Repeat all of the data precisely.

### Input rows
=====

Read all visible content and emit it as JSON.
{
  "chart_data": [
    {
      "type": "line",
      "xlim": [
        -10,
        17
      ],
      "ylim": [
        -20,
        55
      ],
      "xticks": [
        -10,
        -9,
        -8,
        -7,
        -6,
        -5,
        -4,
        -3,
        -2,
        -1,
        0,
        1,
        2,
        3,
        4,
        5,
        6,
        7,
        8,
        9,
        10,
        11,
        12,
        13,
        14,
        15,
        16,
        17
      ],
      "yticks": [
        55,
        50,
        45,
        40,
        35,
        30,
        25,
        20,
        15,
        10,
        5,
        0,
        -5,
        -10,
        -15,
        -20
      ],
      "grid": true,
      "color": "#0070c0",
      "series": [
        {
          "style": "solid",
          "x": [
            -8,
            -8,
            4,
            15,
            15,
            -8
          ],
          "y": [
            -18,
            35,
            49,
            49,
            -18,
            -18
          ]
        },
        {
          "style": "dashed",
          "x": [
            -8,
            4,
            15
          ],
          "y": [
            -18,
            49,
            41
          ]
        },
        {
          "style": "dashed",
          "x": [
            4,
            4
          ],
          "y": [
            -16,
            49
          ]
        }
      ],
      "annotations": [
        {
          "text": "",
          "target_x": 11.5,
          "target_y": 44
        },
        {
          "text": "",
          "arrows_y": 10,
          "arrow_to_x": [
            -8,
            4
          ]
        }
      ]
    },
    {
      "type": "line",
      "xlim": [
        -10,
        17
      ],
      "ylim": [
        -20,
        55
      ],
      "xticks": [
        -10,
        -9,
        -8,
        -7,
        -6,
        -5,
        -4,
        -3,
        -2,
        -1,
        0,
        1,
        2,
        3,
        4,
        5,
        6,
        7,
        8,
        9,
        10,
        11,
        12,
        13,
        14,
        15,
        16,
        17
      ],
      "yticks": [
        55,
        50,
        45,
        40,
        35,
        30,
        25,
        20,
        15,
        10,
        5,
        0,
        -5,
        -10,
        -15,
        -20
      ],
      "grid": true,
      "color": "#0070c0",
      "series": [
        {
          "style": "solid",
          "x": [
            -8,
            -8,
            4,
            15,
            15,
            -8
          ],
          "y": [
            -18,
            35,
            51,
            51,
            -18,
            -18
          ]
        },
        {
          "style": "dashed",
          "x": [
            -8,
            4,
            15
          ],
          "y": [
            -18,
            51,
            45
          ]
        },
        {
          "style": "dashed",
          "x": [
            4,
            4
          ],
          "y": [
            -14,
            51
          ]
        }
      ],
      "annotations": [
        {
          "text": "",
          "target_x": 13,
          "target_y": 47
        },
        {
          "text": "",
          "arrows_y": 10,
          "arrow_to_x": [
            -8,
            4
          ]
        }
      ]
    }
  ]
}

=====

### Task solution
Read all visible content and emit it as JSON.
{
  "chart_data": [
    {
      "type": "line",
      "xlim": [
        -10,
        17
      ],
      "ylim": [
        -20,
        55
      ],
      "xticks": [
        -10,
        -9,
        -8,
        -7,
        -6,
        -5,
        -4,
        -3,
        -2,
        -1,
        0,
        1,
        2,
        3,
        4,
        5,
        6,
        7,
        8,
        9,
        10,
        11,
        12,
        13,
        14,
        15,
        16,
        17
      ],
      "yticks": [
        55,
        50,
        45,
        40,
        35,
        30,
        25,
        20,
        15,
        10,
        5,
        0,
        -5,
        -10,
        -15,
        -20
      ],
      "grid": true,
      "color": "#0070c0",
      "series": [
        {
          "style": "solid",
          "x": [
            -8,
            -8,
            4,
            15,
            15,
            -8
          ],
          "y": [
            -18,
            35,
            49,
            49,
            -18,
            -18
          ]
        },
        {
          "style": "dashed",
          "x": [
            -8,
            4,
            15
          ],
          "y": [
            -18,
            49,
            41
          ]
        },
        {
          "style": "dashed",
          "x": [
            4,
            4
          ],
          "y": [
            -16,
            49
          ]
        }
      ],
      "annotations": [
        {
          "text": "",
          "target_x": 11.5,
          "target_y": 44
        },
        {
          "text": "",
          "arrows_y": 10,
          "arrow_to_x": [
            -8,
            4
          ]
        }
      ]
    },
    {
      "type": "line",
      "xlim": [
        -10,
        17
      ],
      "ylim": [
        -20,
        55
      ],
      "xticks": [
        -10,
        -9,
        -8,
        -7,
        -6,
        -5,
        -4,
        -3,
        -2,
        -1,
        0,
        1,
        2,
        3,
        4,
        5,
        6,
        7,
        8,
        9,
        10,
        11,
        12,
        13,
        14,
        15,
        16,
        17
      ],
      "yticks": [
        55,
        50,
        45,
        40,
        35,
        30,
        25,
        20,
        15,
        10,
        5,
        0,
        -5,
        -10,
        -15,
        -20
      ],
      "grid": true,
      "color": "#0070c0",
      "series": [
        {
          "style": "solid",
          "x": [
            -8,
            -8,
            4,
            15,
            15,
            -8
          ],
          "y": [
            -18,
            35,
            51,
            51,
            -18,
            -18
          ]
        },
        {
          "style": "dashed",
          "x": [
            -8,
            4,
            15
          ],
          "y": [
            -18,
            51,
            45
          ]
        },
        {
          "style": "dashed",
          "x": [
            4,
            4
          ],
          "y": [
            -14,
            51
          ]
        }
      ],
      "annotations": [
        {
          "text": "",
          "target_x": 13,
          "target_y": 47
        },
        {
          "text": "",
          "arrows_y": 10,
          "arrow_to_x": [
            -8,
            4
          ]
        }
      ]
    }
  ]
}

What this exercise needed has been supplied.